* [Data for the task]:
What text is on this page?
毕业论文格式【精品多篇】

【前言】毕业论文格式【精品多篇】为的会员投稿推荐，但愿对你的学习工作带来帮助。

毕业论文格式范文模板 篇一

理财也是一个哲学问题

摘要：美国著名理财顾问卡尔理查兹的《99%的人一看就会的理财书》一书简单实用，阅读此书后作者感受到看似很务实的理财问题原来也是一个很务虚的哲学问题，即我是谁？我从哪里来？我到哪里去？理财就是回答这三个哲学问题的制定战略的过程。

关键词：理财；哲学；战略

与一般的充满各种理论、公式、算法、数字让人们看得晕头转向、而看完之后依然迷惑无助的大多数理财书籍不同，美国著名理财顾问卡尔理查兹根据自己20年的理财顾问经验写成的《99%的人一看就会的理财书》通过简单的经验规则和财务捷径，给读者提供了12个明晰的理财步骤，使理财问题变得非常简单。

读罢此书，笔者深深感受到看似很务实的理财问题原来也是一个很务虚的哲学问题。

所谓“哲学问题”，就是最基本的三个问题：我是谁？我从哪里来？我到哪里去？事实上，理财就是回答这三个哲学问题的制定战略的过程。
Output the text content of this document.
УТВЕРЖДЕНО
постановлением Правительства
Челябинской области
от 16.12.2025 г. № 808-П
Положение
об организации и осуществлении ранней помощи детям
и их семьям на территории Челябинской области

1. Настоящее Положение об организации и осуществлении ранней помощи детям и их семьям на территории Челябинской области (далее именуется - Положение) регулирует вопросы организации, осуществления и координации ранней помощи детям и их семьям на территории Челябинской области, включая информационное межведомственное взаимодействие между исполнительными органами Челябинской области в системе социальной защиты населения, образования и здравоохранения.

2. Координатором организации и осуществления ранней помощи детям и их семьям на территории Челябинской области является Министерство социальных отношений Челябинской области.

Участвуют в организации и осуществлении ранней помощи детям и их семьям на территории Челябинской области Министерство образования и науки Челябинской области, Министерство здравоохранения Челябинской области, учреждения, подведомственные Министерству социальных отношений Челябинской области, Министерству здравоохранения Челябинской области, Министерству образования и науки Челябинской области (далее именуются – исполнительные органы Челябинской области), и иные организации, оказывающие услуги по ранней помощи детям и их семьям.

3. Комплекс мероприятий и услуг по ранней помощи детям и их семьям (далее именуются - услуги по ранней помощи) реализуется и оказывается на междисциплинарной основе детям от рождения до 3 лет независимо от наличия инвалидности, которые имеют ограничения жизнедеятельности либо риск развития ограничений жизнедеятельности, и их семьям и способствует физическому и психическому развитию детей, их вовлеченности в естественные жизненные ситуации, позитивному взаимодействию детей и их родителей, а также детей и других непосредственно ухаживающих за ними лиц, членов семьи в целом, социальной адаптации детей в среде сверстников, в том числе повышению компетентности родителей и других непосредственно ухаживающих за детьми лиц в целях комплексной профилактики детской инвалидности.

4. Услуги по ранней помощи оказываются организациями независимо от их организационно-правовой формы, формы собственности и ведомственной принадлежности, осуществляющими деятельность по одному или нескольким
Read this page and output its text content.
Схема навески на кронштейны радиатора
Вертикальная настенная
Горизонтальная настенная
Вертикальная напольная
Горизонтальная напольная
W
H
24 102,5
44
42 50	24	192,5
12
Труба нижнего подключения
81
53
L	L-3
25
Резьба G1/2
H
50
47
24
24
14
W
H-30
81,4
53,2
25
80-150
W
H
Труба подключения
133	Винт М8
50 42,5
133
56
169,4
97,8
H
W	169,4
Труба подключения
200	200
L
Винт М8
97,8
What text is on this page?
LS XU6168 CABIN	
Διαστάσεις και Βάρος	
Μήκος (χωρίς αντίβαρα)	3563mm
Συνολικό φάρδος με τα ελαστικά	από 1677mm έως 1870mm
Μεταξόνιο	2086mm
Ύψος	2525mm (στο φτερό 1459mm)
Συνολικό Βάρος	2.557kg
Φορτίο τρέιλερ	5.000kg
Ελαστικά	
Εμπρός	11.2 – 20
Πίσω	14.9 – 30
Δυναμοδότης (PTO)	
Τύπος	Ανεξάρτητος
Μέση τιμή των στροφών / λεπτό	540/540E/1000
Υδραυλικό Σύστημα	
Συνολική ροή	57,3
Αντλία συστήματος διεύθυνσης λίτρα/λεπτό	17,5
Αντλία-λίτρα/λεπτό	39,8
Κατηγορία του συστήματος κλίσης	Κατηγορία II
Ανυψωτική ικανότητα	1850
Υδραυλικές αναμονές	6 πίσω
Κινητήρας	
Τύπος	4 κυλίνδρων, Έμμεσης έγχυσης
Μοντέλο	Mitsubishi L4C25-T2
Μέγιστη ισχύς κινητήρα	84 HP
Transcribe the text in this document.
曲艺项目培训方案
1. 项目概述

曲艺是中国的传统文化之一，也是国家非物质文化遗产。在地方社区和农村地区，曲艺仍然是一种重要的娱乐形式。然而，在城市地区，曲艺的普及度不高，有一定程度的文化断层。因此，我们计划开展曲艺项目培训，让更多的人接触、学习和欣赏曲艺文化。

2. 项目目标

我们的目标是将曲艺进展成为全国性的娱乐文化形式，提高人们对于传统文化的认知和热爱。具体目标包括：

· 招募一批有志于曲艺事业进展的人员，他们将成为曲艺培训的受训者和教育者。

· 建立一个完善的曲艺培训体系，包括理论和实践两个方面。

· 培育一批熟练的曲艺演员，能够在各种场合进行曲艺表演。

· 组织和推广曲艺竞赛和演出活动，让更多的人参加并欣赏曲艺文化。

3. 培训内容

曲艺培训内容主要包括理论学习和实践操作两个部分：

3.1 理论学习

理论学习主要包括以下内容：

* [Directions for this task]:
In the listing above, how many lines hold the word "理财就是回答这三个哲学问题的制定战略的过程"? Give the number and nothing more.

* [Answer]:
2